(Rows from a figure dataset)
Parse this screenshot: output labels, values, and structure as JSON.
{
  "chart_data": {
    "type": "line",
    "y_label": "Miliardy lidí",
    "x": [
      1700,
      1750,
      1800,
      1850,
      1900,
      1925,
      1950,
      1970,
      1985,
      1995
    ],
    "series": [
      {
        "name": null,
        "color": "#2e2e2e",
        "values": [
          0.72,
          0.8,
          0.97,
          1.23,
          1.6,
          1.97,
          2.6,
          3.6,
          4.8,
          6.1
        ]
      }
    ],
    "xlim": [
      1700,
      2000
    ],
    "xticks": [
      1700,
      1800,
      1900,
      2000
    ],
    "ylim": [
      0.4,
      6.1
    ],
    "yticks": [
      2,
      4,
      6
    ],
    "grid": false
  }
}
--
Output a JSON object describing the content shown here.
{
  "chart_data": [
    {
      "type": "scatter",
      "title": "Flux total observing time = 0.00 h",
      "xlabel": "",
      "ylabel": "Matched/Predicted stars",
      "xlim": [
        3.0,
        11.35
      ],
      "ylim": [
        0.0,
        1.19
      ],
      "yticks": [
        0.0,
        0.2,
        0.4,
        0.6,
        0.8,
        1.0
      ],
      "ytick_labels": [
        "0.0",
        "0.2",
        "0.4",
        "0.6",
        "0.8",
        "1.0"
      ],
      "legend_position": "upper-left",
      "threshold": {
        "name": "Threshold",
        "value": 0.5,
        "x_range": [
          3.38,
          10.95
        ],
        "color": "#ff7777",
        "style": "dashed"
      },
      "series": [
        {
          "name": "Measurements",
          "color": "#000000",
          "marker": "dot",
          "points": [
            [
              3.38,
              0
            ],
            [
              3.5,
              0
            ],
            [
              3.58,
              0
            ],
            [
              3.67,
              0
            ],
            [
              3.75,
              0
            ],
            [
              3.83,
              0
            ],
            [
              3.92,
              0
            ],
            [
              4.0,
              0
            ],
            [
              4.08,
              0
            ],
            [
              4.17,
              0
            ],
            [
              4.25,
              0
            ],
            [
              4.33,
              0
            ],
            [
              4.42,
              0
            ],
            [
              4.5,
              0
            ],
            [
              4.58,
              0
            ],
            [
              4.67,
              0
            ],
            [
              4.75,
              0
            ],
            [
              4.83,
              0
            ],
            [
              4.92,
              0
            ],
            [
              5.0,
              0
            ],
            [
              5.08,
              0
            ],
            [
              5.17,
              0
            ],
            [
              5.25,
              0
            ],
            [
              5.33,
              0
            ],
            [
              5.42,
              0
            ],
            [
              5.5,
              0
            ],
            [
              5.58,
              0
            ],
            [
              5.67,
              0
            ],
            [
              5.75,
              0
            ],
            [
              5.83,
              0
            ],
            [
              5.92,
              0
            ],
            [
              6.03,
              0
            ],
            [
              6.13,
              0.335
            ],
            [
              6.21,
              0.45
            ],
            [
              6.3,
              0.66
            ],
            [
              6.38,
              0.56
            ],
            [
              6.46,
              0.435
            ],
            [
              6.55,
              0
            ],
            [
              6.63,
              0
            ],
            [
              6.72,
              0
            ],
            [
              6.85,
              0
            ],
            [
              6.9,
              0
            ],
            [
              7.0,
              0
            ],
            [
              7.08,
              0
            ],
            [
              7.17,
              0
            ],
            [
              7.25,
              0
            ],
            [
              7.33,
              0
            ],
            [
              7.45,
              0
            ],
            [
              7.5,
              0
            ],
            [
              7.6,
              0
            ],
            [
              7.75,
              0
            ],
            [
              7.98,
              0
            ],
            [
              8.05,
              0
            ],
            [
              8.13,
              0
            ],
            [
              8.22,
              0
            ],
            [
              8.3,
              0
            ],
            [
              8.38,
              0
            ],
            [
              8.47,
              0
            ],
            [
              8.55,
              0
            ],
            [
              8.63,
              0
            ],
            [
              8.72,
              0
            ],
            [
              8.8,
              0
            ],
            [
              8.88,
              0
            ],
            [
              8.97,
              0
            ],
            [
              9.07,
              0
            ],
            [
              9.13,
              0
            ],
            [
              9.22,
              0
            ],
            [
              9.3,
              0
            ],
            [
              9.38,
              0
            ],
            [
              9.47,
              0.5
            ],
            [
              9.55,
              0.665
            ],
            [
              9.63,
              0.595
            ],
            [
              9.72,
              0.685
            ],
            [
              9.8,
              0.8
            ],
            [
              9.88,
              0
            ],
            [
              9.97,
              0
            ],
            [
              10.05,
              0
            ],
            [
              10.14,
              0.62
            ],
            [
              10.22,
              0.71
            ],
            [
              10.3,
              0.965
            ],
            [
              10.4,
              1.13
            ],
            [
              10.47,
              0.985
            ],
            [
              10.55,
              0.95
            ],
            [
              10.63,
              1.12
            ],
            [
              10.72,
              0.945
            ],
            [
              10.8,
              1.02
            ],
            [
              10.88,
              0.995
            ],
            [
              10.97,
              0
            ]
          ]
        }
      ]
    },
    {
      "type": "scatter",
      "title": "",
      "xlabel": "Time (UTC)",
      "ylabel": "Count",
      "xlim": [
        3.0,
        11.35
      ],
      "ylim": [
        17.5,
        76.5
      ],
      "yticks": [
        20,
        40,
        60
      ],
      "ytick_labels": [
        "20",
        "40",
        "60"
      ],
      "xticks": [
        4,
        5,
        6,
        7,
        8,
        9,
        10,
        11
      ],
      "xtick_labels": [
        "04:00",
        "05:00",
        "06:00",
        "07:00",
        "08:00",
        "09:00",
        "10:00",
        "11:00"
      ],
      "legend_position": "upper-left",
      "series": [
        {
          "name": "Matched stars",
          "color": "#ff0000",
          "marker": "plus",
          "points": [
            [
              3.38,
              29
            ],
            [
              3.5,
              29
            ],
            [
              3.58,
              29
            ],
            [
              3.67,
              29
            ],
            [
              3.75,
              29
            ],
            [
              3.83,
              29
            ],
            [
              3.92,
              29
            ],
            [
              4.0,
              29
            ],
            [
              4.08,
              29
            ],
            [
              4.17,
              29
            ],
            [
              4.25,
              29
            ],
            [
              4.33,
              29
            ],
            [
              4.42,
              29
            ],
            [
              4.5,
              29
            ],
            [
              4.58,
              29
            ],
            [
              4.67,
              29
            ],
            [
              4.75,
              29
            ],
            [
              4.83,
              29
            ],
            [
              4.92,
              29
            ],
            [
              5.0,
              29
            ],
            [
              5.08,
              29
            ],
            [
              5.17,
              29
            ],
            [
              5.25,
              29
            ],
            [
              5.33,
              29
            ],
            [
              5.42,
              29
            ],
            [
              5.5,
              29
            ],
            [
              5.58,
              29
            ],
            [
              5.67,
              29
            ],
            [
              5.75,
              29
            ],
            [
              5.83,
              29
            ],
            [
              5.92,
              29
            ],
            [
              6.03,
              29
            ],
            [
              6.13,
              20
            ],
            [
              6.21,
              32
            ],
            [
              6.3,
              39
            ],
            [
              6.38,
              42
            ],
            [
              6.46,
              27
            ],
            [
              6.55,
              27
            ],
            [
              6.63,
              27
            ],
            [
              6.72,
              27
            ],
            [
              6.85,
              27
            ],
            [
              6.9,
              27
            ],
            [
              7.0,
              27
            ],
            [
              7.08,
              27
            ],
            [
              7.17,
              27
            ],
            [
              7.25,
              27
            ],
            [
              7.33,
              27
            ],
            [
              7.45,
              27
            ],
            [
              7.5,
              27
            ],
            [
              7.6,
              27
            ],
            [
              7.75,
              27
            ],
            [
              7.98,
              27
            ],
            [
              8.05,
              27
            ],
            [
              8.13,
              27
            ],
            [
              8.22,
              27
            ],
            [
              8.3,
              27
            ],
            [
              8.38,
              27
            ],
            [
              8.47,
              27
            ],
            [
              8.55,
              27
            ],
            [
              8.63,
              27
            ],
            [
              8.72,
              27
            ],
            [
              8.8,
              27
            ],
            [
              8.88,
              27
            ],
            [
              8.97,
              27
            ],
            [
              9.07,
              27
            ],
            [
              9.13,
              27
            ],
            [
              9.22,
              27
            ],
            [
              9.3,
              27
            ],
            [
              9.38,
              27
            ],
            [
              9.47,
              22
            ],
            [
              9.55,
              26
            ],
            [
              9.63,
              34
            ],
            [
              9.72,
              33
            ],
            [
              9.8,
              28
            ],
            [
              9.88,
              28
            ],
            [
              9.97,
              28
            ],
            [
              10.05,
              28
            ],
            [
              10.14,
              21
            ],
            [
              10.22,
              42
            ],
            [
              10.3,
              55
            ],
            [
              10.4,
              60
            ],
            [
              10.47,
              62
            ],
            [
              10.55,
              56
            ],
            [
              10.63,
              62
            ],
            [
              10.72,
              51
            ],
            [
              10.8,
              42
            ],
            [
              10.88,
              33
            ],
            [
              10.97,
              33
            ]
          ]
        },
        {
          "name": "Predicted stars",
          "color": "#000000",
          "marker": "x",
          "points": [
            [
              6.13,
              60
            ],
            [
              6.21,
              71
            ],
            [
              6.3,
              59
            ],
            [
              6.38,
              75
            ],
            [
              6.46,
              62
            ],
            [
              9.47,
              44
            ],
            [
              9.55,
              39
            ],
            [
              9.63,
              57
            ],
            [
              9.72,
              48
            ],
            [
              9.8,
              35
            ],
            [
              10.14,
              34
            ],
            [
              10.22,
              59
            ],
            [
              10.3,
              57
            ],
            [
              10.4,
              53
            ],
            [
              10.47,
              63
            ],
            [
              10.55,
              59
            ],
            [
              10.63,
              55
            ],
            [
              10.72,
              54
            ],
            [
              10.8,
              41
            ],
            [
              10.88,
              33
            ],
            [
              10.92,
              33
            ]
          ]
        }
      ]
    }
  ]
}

## [PROBLEM REQUIREMENTS]
State the number of lines that contain the string "Predicted", with no other words.

## [THE REPLY]
2